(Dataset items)
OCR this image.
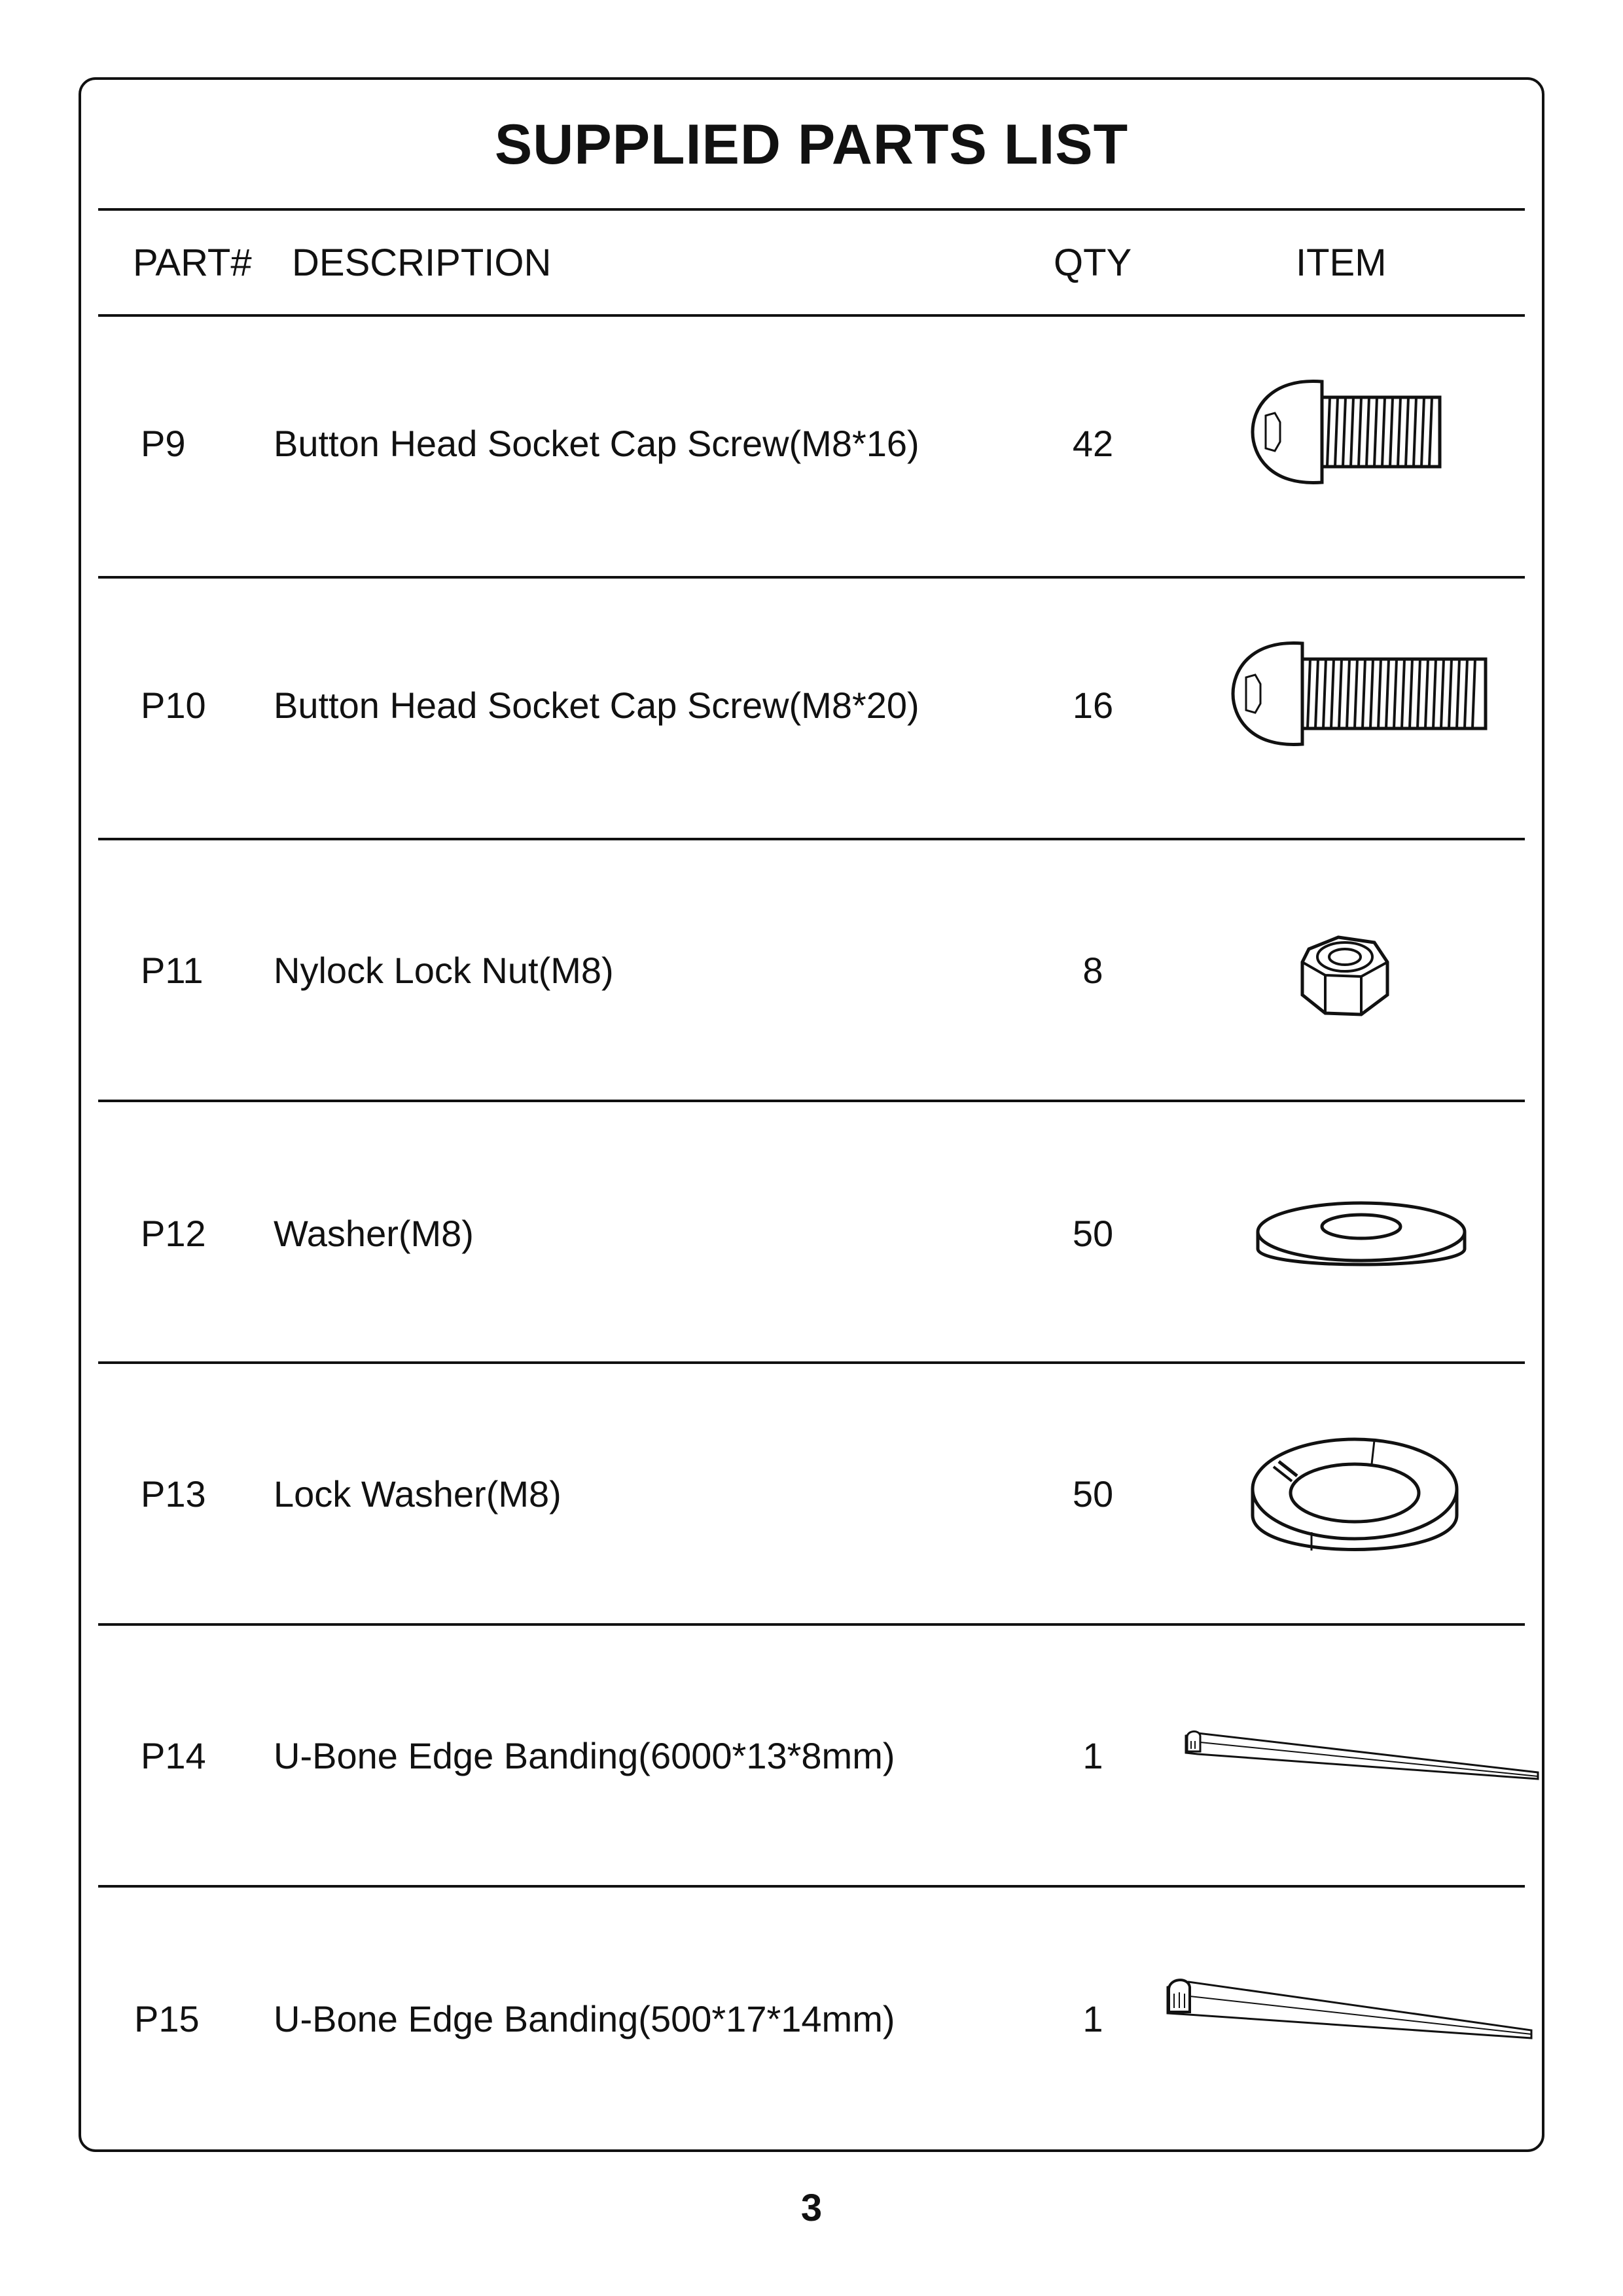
SUPPLIED PARTS LIST
PART# DESCRIPTION	QTY	ITEM
P9 Button Head Socket Cap Screw(M8*16)	42
P10 Button Head Socket Cap Screw(M8*20)	16
P11 Nylock Lock Nut(M8)	8
P12 Washer(M8)	50
P13 Lock Washer(M8)	50
P14 U-Bone Edge Banding(6000*13*8mm)	1
P15 U-Bone Edge Banding(500*17*14mm)	1
3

> **Request**
Images in the data above are to be skipped. Retype all other material exactly.

> **Task output**
OCR this image.
SUPPLIED PARTS LIST
PART# DESCRIPTION	QTY	ITEM
P9 Button Head Socket Cap Screw(M8*16)	42
P10 Button Head Socket Cap Screw(M8*20)	16
P11 Nylock Lock Nut(M8)	8
P12 Washer(M8)	50
P13 Lock Washer(M8)	50
P14 U-Bone Edge Banding(6000*13*8mm)	1
P15 U-Bone Edge Banding(500*17*14mm)	1
3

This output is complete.